REQUIREMENT:
Transcribe everything in the data word for word. Pictures are left out.

== MATERIAL FOR THE TASK

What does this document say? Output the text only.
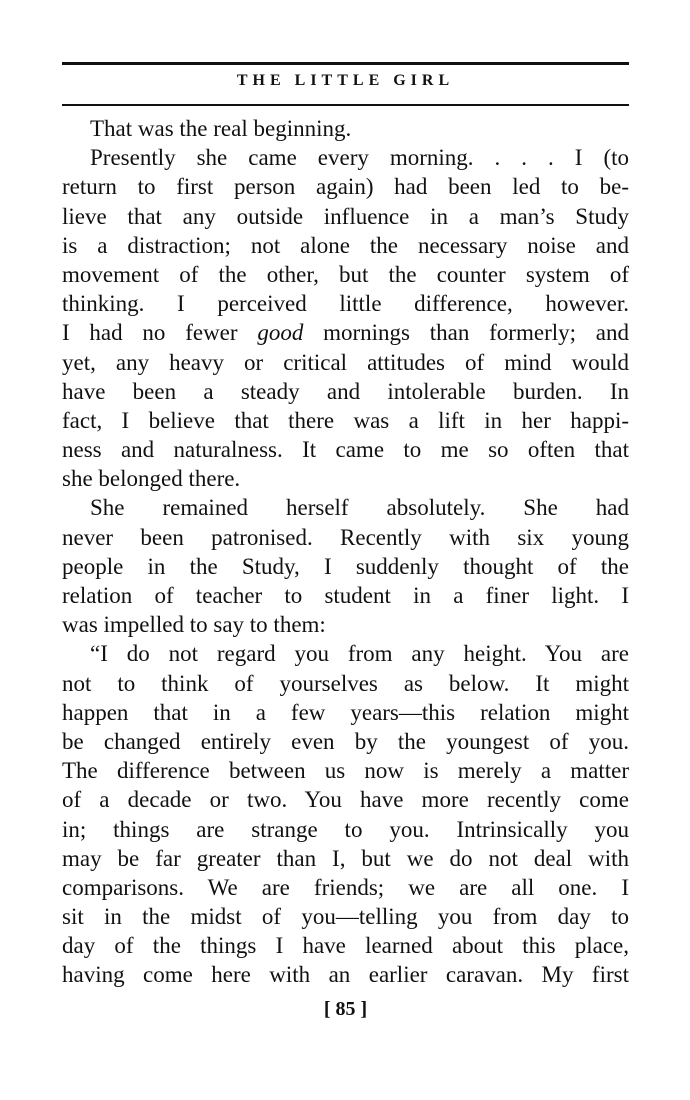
THE LITTLE GIRL
That was the real beginning.
Presently she came every morning. . . . I (to
return to first person again) had been led to be-
lieve that any outside influence in a man’s Study
is a distraction; not alone the necessary noise and
movement of the other, but the counter system of
thinking. I perceived little difference, however.
I had no fewer good mornings than formerly; and
yet, any heavy or critical attitudes of mind would
have been a steady and intolerable burden. In
fact, I believe that there was a lift in her happi-
ness and naturalness. It came to me so often that
she belonged there.
She remained herself absolutely. She had
never been patronised. Recently with six young
people in the Study, I suddenly thought of the
relation of teacher to student in a finer light. I
was impelled to say to them:
“I do not regard you from any height. You are
not to think of yourselves as below. It might
happen that in a few years—this relation might
be changed entirely even by the youngest of you.
The difference between us now is merely a matter
of a decade or two. You have more recently come
in; things are strange to you. Intrinsically you
may be far greater than I, but we do not deal with
comparisons. We are friends; we are all one. I
sit in the midst of you—telling you from day to
day of the things I have learned about this place,
having come here with an earlier caravan. My first
[ 85 ]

====

FINAL ANSWER:
What does this document say? Output the text only.
THE LITTLE GIRL
That was the real beginning.
Presently she came every morning. . . . I (to
return to first person again) had been led to be-
lieve that any outside influence in a man’s Study
is a distraction; not alone the necessary noise and
movement of the other, but the counter system of
thinking. I perceived little difference, however.
I had no fewer good mornings than formerly; and
yet, any heavy or critical attitudes of mind would
have been a steady and intolerable burden. In
fact, I believe that there was a lift in her happi-
ness and naturalness. It came to me so often that
she belonged there.
She remained herself absolutely. She had
never been patronised. Recently with six young
people in the Study, I suddenly thought of the
relation of teacher to student in a finer light. I
was impelled to say to them:
“I do not regard you from any height. You are
not to think of yourselves as below. It might
happen that in a few years—this relation might
be changed entirely even by the youngest of you.
The difference between us now is merely a matter
of a decade or two. You have more recently come
in; things are strange to you. Intrinsically you
may be far greater than I, but we do not deal with
comparisons. We are friends; we are all one. I
sit in the midst of you—telling you from day to
day of the things I have learned about this place,
having come here with an earlier caravan. My first
[ 85 ]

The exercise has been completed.